>> Begin

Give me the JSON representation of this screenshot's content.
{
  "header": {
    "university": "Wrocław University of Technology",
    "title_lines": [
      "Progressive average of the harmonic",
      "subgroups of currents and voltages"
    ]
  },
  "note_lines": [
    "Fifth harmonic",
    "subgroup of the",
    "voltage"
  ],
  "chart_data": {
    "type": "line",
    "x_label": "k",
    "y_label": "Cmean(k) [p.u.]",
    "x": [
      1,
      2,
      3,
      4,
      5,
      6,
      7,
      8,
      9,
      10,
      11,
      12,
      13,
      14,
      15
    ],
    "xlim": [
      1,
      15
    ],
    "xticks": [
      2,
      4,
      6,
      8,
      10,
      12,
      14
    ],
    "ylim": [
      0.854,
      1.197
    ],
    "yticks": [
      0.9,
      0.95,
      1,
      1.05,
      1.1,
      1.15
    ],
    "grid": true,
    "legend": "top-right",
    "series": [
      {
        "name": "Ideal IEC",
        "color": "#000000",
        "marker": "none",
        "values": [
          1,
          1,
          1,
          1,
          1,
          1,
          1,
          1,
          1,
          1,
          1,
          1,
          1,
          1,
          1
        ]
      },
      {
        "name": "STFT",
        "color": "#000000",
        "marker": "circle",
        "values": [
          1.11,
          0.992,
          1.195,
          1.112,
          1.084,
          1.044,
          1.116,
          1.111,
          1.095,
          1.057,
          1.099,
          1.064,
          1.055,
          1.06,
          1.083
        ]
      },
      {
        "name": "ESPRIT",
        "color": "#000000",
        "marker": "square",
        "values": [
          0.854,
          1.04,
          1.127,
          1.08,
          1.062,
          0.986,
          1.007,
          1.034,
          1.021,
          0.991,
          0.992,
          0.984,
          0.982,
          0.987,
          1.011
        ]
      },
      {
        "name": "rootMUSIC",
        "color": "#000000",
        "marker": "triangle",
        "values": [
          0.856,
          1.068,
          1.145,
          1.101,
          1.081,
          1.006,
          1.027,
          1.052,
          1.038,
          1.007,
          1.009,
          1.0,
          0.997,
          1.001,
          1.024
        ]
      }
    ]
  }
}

>> End

• [OBJECTIVE]
Write the data from above out again, exactly.

• [EXERCISE RESPONSE]
Give me the JSON representation of this screenshot's content.
{
  "header": {
    "university": "Wrocław University of Technology",
    "title_lines": [
      "Progressive average of the harmonic",
      "subgroups of currents and voltages"
    ]
  },
  "note_lines": [
    "Fifth harmonic",
    "subgroup of the",
    "voltage"
  ],
  "chart_data": {
    "type": "line",
    "x_label": "k",
    "y_label": "Cmean(k) [p.u.]",
    "x": [
      1,
      2,
      3,
      4,
      5,
      6,
      7,
      8,
      9,
      10,
      11,
      12,
      13,
      14,
      15
    ],
    "xlim": [
      1,
      15
    ],
    "xticks": [
      2,
      4,
      6,
      8,
      10,
      12,
      14
    ],
    "ylim": [
      0.854,
      1.197
    ],
    "yticks": [
      0.9,
      0.95,
      1,
      1.05,
      1.1,
      1.15
    ],
    "grid": true,
    "legend": "top-right",
    "series": [
      {
        "name": "Ideal IEC",
        "color": "#000000",
        "marker": "none",
        "values": [
          1,
          1,
          1,
          1,
          1,
          1,
          1,
          1,
          1,
          1,
          1,
          1,
          1,
          1,
          1
        ]
      },
      {
        "name": "STFT",
        "color": "#000000",
        "marker": "circle",
        "values": [
          1.11,
          0.992,
          1.195,
          1.112,
          1.084,
          1.044,
          1.116,
          1.111,
          1.095,
          1.057,
          1.099,
          1.064,
          1.055,
          1.06,
          1.083
        ]
      },
      {
        "name": "ESPRIT",
        "color": "#000000",
        "marker": "square",
        "values": [
          0.854,
          1.04,
          1.127,
          1.08,
          1.062,
          0.986,
          1.007,
          1.034,
          1.021,
          0.991,
          0.992,
          0.984,
          0.982,
          0.987,
          1.011
        ]
      },
      {
        "name": "rootMUSIC",
        "color": "#000000",
        "marker": "triangle",
        "values": [
          0.856,
          1.068,
          1.145,
          1.101,
          1.081,
          1.006,
          1.027,
          1.052,
          1.038,
          1.007,
          1.009,
          1.0,
          0.997,
          1.001,
          1.024
        ]
      }
    ]
  }
}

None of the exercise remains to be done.